### [Figure record extracts]
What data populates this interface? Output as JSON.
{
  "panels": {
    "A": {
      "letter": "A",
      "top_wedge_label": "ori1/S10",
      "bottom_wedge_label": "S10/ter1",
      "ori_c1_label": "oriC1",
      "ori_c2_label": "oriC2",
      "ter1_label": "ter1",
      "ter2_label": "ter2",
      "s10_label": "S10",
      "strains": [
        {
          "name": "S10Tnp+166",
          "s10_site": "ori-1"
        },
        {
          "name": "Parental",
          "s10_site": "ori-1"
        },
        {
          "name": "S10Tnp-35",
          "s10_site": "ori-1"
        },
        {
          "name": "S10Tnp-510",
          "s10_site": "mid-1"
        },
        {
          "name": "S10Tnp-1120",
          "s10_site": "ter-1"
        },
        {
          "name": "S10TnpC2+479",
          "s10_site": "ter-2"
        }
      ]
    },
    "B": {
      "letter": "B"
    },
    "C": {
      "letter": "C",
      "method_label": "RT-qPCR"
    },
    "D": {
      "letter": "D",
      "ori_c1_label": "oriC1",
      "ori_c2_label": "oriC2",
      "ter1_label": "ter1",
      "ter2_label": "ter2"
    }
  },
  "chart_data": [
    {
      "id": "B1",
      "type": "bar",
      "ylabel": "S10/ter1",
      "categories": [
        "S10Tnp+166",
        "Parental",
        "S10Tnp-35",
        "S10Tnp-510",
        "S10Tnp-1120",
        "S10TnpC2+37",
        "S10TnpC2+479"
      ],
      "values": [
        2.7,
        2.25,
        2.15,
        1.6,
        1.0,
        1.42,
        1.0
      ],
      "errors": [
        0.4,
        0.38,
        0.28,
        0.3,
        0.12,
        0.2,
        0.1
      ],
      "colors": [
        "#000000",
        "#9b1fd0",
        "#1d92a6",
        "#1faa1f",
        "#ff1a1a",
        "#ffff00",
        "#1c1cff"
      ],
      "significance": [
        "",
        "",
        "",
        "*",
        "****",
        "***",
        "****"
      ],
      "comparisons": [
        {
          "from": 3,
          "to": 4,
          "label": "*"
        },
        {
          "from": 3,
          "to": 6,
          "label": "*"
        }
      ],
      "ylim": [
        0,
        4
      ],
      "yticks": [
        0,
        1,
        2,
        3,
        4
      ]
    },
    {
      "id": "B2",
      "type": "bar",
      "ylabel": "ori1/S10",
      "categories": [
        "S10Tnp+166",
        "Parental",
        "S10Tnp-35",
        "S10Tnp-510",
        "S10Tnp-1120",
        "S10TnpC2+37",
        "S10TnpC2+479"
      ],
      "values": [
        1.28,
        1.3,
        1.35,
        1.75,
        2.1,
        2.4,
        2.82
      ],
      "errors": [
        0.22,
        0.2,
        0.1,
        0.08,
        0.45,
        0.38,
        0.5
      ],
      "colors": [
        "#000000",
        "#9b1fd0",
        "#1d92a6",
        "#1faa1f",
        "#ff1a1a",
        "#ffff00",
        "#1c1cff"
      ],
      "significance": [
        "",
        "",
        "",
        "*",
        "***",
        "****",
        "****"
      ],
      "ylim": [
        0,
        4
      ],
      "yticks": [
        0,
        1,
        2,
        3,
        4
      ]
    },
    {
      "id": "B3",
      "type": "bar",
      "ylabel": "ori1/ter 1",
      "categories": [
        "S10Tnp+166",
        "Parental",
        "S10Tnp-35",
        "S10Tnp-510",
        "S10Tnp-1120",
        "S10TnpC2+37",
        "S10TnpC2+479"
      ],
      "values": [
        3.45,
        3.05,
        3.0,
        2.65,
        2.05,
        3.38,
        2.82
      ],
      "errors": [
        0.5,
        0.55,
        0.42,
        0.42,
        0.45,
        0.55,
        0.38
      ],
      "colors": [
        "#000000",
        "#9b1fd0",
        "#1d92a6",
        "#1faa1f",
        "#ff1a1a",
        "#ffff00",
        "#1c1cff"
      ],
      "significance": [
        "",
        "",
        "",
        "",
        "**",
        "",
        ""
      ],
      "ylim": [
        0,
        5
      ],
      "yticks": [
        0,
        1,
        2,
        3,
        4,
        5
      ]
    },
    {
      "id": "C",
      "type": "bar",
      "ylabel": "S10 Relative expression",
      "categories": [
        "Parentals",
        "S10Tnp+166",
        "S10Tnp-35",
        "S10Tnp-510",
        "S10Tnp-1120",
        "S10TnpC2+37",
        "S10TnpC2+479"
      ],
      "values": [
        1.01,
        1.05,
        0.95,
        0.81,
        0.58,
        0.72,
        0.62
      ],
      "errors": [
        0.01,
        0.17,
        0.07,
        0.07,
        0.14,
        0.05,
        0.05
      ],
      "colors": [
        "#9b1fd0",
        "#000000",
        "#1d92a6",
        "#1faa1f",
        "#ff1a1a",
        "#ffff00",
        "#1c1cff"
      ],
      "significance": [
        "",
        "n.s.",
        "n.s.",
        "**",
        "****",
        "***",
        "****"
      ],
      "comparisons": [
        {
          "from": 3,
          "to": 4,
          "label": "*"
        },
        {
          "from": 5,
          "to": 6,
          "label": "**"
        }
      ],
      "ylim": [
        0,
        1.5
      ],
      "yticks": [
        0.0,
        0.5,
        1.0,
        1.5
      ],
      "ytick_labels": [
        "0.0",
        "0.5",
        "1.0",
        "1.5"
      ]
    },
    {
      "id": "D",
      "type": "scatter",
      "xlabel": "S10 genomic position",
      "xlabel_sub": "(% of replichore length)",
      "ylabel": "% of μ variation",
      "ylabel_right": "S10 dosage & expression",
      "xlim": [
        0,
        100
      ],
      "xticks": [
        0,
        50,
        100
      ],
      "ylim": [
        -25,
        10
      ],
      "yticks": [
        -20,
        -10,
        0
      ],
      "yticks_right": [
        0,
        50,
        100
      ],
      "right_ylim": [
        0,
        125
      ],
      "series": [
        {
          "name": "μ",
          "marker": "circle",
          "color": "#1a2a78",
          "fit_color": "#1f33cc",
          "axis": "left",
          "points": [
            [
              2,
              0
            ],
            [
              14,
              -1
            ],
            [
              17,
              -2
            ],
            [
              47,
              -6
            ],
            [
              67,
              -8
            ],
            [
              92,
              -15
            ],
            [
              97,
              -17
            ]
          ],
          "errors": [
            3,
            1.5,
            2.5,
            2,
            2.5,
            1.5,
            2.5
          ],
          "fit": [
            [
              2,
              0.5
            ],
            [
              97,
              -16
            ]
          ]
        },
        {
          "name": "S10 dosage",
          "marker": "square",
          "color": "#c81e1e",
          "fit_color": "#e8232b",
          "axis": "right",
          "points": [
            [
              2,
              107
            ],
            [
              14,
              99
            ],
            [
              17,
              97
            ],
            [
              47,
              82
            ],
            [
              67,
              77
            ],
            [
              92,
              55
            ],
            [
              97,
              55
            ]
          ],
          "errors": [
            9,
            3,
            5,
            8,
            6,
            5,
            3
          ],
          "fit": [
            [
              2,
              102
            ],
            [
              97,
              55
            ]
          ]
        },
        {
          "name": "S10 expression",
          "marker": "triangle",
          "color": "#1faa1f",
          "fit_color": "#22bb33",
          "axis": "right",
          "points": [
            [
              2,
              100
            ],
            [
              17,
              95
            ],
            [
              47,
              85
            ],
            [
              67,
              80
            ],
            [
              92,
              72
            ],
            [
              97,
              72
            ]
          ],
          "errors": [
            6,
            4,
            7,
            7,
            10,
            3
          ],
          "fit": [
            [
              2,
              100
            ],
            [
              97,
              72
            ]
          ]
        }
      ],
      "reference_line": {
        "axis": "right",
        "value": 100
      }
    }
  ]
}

### [ACTIVITY]
Using the entries above, give the number of lines that include "axis", with no added words.

### [EXERCISE SOLUTION]
4